[BEGIN]

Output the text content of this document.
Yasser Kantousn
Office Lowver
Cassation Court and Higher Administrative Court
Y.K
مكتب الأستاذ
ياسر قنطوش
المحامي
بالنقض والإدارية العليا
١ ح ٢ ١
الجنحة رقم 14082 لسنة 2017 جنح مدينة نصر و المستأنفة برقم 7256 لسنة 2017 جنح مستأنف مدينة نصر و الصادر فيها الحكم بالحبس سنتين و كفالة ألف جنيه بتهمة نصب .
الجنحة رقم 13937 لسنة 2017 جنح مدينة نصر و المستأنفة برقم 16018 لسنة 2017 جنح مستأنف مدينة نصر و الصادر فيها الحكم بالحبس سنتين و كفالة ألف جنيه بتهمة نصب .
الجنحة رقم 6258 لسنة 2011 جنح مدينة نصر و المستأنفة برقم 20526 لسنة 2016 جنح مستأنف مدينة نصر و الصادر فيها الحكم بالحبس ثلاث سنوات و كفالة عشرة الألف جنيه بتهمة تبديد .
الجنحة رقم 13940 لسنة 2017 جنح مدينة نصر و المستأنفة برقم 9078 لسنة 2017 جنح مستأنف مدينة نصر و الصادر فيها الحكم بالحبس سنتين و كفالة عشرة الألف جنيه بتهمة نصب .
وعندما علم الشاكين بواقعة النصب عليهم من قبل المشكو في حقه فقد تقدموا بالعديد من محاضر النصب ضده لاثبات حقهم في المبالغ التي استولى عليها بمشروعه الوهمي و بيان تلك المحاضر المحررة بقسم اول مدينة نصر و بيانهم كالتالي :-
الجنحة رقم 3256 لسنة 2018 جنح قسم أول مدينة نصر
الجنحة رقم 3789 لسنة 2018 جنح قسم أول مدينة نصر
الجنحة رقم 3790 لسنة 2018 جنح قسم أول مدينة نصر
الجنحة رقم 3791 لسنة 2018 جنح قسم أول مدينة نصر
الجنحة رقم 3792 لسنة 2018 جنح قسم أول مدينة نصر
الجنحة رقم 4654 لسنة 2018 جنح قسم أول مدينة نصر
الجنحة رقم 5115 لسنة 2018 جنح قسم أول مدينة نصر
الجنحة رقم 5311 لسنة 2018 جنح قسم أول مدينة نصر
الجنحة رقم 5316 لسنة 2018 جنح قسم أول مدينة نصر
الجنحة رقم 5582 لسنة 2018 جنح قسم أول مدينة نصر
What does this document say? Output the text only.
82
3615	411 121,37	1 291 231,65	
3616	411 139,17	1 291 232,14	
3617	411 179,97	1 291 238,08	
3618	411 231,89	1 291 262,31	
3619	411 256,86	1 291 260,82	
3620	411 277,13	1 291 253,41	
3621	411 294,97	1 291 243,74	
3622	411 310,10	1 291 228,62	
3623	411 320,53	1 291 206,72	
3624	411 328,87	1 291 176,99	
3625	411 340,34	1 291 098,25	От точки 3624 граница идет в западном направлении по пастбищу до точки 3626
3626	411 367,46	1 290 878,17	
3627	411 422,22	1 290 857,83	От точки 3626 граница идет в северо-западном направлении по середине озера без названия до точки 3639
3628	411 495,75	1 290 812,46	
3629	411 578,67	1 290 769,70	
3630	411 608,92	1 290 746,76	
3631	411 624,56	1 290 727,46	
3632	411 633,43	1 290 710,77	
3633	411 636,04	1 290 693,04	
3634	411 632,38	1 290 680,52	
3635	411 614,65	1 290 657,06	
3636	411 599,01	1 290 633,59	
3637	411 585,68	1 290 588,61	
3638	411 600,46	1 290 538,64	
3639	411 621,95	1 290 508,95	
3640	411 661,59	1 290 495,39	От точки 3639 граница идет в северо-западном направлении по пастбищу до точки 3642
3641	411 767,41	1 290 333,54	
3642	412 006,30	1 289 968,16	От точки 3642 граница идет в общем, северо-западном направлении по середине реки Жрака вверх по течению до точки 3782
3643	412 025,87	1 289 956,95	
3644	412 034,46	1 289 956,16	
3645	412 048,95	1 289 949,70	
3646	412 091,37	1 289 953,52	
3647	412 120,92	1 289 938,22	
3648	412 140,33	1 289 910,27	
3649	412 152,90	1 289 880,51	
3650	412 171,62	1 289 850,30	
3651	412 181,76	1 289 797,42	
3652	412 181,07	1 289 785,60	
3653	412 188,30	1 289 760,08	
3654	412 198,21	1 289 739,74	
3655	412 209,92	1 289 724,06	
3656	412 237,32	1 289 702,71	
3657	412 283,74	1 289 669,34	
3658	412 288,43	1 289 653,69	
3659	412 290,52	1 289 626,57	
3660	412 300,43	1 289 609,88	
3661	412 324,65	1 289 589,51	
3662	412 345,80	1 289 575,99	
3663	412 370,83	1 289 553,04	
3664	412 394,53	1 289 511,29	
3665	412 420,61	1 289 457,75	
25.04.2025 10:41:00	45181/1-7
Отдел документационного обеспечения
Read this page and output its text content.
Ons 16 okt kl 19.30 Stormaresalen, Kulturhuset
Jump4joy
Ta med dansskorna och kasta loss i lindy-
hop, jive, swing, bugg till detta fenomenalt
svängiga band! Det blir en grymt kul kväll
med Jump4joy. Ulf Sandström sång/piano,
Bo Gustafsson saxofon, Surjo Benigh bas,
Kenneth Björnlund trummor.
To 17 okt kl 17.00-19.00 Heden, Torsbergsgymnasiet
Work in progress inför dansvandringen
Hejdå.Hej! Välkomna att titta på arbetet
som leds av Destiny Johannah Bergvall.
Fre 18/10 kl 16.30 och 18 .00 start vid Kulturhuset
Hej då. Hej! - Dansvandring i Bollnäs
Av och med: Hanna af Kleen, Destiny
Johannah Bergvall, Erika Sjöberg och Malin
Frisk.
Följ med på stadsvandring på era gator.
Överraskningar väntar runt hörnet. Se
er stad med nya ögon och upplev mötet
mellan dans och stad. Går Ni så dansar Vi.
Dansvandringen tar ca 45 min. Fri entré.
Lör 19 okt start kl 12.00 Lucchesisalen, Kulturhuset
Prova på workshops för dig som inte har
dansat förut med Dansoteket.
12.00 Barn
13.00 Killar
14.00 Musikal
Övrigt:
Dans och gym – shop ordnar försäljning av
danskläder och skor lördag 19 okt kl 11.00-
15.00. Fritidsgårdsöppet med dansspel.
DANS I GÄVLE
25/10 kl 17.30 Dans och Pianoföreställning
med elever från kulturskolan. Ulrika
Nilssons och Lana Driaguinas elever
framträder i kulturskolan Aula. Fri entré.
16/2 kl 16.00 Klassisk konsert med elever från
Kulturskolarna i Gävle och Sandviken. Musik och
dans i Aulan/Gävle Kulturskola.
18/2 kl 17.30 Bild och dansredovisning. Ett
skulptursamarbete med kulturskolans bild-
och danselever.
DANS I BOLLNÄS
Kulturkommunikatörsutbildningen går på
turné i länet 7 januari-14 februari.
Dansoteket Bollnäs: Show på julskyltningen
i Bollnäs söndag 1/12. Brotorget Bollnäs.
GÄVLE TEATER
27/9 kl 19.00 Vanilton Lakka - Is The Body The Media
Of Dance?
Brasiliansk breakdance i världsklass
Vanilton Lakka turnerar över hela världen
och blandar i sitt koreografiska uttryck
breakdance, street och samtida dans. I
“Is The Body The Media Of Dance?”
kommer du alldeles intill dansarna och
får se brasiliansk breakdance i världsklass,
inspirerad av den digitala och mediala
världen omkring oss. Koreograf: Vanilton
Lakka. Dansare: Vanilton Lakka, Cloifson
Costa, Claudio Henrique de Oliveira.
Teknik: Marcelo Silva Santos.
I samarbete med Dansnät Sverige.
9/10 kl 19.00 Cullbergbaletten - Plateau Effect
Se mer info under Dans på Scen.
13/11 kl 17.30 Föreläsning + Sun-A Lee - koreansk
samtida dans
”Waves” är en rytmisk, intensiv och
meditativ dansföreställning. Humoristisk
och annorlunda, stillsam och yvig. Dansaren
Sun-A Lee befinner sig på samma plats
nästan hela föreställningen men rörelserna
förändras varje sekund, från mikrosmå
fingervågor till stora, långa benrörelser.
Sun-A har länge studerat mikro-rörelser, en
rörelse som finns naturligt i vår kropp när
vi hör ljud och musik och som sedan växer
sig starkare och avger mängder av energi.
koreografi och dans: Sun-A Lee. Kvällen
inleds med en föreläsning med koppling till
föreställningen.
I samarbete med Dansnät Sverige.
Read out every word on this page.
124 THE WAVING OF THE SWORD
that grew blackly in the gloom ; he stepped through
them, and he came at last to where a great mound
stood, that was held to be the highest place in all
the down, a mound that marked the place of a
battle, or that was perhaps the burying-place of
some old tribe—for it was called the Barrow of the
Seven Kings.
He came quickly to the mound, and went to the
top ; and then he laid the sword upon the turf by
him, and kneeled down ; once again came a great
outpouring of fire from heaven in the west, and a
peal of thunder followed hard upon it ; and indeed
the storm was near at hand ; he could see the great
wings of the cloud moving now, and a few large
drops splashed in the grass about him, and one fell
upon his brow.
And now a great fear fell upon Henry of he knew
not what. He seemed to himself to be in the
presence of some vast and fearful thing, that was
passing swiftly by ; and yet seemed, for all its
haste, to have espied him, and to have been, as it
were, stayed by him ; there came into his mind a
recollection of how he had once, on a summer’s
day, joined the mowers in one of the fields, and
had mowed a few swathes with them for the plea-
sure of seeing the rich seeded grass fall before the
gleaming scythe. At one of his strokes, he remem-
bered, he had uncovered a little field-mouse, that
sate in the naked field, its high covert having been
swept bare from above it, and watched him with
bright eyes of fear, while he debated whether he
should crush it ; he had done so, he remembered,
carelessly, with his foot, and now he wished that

[END]

Instruction:
Pull out every line of the entries that includes the word "världen".

Expected answer:
Vanilton Lakka turnerar över hela världen
världen omkring oss. Koreograf: Vanilton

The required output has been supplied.